[Data extracted from a collection]
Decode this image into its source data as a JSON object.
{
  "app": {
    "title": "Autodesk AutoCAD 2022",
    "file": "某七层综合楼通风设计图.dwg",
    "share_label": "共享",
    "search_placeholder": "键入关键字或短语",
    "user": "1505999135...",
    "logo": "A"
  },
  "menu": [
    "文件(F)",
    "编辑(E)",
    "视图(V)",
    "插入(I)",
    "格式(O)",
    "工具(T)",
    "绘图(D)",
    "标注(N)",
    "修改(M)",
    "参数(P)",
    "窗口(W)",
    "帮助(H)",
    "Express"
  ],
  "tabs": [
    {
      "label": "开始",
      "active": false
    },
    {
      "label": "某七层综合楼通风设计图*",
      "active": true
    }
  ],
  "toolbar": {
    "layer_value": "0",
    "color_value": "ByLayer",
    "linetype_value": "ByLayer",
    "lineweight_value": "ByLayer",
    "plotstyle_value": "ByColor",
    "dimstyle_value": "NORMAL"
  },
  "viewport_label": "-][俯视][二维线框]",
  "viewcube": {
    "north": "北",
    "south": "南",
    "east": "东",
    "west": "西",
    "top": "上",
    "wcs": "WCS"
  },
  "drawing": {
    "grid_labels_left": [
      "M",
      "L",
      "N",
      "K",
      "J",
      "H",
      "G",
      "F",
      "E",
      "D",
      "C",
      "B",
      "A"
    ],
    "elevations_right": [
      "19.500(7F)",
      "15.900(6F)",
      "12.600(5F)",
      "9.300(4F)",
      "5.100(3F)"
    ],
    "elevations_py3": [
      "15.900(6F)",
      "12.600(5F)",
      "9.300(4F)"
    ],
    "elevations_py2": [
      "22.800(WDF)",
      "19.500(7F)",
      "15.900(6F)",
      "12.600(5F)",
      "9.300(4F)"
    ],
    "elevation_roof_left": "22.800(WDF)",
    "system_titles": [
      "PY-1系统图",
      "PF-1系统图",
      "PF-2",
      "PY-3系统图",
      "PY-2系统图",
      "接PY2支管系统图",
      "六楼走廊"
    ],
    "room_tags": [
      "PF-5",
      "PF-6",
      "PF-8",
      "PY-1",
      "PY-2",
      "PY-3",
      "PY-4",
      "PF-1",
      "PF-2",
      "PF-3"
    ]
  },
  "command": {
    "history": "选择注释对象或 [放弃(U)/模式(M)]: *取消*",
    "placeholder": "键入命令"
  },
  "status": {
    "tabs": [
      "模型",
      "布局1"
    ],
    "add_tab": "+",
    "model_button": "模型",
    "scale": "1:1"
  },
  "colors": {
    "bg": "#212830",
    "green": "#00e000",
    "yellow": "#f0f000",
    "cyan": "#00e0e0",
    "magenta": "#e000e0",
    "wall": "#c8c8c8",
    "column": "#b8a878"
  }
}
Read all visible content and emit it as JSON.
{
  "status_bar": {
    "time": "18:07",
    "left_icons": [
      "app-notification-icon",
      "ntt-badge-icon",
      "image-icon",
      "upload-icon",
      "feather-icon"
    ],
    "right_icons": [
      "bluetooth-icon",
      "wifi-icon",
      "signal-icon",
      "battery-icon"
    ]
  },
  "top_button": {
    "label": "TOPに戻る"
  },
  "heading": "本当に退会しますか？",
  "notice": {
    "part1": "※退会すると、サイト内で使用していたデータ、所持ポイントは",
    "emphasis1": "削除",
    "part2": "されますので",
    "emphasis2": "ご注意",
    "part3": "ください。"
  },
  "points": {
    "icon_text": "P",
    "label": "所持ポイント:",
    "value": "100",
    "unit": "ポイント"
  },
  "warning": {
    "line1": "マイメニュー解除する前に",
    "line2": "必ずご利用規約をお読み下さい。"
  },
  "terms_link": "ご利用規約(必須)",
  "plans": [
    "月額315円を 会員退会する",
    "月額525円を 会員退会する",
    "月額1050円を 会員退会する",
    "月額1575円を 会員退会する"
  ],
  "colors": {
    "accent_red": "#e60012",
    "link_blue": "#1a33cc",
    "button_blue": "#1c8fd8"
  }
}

## Job
Report how many lines of the entries hold the string "ByLayer". Provide the number alone.

## Problem solution
3